_Items listed in a dataset:_
(begin)

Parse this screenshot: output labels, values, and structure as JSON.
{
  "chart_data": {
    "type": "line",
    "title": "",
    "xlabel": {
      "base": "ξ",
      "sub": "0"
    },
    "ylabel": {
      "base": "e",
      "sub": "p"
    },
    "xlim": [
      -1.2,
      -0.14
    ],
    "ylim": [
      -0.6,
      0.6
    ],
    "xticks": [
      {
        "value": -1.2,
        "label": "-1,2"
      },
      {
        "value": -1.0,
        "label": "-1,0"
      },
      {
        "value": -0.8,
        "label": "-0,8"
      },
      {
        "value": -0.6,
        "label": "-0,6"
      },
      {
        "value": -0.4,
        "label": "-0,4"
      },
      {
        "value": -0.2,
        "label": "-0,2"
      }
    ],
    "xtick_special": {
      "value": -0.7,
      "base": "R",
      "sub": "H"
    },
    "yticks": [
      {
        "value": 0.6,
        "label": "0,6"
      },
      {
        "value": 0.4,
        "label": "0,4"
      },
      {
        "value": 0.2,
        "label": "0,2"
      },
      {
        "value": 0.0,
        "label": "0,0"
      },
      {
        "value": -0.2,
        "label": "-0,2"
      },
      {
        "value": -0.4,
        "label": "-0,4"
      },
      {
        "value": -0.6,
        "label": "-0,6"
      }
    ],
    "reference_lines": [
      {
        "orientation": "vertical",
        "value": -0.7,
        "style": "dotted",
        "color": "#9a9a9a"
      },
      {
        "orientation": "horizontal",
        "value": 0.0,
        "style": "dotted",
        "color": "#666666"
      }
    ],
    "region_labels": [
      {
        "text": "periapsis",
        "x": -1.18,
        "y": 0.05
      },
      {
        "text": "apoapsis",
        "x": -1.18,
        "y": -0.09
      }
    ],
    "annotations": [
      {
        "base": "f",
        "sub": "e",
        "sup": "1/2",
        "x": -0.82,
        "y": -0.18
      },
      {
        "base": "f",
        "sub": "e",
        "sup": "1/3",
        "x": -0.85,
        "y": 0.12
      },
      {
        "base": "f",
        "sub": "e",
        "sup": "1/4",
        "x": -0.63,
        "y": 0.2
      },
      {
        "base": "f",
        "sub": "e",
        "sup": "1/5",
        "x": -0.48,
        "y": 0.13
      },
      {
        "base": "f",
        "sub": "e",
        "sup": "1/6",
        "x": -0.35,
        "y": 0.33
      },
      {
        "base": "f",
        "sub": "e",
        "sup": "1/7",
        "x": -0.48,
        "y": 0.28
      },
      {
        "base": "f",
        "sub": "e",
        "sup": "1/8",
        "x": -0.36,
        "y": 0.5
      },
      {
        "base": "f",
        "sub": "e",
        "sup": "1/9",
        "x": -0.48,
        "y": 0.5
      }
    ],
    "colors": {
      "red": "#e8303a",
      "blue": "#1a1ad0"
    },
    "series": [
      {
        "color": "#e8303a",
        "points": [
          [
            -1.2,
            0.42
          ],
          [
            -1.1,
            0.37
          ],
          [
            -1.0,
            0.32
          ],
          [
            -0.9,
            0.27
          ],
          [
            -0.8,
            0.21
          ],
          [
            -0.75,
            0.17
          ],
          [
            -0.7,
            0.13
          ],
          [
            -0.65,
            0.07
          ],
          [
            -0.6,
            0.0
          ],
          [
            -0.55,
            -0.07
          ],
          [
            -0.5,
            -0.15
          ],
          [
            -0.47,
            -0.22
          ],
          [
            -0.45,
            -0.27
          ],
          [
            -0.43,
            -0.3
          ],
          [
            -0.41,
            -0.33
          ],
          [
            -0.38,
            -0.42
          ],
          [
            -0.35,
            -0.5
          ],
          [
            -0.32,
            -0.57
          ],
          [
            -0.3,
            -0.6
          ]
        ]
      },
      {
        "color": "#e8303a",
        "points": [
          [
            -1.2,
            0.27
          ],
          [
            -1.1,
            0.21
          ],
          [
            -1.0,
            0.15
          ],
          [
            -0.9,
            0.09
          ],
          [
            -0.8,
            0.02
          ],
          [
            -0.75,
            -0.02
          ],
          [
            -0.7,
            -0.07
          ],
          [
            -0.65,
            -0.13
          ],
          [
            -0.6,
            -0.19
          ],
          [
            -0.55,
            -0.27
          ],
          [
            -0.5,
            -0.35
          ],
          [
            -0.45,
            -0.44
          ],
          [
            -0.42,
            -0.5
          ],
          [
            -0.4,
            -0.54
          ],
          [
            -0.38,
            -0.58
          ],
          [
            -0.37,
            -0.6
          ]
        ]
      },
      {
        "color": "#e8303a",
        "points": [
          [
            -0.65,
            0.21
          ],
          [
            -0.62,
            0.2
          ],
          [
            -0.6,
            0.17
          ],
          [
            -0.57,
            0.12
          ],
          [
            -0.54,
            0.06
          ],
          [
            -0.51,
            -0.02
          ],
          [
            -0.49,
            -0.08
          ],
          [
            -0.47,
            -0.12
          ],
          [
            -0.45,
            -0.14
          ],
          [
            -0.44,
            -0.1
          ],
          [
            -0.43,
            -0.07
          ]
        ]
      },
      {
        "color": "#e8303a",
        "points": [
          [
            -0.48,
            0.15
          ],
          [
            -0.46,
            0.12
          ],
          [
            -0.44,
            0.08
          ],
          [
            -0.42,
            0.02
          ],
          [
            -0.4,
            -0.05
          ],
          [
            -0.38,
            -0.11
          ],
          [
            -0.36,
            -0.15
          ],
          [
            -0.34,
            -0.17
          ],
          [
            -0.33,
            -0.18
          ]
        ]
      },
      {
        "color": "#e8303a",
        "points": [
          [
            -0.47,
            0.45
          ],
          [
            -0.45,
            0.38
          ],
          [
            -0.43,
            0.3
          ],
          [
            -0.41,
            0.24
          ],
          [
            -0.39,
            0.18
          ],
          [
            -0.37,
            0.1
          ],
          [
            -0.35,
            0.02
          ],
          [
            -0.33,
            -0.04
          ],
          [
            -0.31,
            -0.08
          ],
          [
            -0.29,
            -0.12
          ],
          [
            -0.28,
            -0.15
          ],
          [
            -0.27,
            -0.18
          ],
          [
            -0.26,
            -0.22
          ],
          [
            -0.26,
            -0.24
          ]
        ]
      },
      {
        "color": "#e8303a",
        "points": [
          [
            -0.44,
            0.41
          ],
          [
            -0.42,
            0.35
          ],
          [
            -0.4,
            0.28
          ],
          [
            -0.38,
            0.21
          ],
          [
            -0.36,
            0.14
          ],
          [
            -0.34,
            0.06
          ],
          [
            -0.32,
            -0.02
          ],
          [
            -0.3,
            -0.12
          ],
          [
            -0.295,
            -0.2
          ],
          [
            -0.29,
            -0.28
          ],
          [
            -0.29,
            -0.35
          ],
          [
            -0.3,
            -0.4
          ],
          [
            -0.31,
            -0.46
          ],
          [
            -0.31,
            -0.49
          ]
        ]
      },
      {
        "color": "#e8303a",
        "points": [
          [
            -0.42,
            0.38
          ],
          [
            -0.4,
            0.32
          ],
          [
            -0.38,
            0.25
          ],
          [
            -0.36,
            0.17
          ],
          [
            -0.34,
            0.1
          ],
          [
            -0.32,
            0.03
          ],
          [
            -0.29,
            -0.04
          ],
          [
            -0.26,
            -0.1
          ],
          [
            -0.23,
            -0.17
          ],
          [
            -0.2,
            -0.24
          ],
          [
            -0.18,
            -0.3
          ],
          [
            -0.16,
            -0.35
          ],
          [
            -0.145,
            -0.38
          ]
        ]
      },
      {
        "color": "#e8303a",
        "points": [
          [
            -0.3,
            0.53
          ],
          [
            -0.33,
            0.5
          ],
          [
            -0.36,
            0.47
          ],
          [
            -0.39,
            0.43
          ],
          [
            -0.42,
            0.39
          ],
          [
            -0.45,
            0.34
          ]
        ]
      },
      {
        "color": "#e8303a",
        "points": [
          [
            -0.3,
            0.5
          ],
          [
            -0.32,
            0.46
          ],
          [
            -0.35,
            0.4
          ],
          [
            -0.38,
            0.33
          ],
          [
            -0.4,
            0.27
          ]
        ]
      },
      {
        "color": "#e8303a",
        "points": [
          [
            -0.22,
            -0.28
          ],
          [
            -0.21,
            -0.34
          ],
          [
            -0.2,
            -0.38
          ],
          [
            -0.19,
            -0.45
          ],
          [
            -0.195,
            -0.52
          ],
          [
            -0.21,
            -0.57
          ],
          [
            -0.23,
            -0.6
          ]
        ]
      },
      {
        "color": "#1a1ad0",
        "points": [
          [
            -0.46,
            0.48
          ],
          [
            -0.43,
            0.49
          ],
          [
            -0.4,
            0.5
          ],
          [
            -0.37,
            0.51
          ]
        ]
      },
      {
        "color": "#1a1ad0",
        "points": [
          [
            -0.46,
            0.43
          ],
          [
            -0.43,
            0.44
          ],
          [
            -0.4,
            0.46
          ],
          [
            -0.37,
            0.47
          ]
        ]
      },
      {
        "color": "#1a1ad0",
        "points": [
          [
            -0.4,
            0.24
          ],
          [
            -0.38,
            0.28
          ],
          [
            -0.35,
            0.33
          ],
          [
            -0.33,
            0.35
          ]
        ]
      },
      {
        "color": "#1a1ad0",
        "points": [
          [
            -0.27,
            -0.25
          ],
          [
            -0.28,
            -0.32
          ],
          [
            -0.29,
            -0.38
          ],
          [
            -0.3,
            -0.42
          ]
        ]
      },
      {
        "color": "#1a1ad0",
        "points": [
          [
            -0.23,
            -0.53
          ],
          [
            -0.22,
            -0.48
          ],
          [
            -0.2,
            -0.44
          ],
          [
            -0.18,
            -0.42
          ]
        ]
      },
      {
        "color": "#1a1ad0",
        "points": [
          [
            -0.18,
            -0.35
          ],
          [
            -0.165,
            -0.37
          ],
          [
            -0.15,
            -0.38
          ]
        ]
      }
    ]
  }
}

(end)

_What is needed:_ Copy out every line from the records that has the word "orientation".

_Written response:_
        "orientation": "vertical",
        "orientation": "horizontal",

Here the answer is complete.